[STATED GOAL]
Copy out every line containing the word "pemeriksaan".

[INFORMATION PROVIDED]
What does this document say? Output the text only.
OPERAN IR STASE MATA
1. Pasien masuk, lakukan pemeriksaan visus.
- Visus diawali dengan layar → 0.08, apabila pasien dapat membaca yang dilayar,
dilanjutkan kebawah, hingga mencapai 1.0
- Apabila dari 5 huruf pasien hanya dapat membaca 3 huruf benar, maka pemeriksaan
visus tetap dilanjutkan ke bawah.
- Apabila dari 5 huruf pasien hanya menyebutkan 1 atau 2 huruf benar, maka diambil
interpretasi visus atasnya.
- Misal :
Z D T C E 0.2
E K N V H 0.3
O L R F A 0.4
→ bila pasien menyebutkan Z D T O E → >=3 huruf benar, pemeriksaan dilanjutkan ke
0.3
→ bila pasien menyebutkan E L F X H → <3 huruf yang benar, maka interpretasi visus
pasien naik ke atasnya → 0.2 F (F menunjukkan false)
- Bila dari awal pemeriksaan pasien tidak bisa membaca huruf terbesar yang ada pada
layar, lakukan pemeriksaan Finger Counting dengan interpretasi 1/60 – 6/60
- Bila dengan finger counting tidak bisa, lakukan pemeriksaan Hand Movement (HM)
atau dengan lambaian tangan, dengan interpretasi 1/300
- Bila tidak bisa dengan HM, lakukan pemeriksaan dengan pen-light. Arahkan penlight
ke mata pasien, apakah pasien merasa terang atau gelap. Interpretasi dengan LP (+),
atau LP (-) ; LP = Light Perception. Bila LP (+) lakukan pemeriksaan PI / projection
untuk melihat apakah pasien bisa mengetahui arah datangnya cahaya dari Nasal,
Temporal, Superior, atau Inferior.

[EXPECTED ANSWER]
1. Pasien masuk, lakukan pemeriksaan visus.
- Apabila dari 5 huruf pasien hanya dapat membaca 3 huruf benar, maka pemeriksaan
→ bila pasien menyebutkan Z D T O E → >=3 huruf benar, pemeriksaan dilanjutkan ke
- Bila dari awal pemeriksaan pasien tidak bisa membaca huruf terbesar yang ada pada
layar, lakukan pemeriksaan Finger Counting dengan interpretasi 1/60 – 6/60
- Bila dengan finger counting tidak bisa, lakukan pemeriksaan Hand Movement (HM)
- Bila tidak bisa dengan HM, lakukan pemeriksaan dengan pen-light. Arahkan penlight
atau LP (-) ; LP = Light Perception. Bila LP (+) lakukan pemeriksaan PI / projection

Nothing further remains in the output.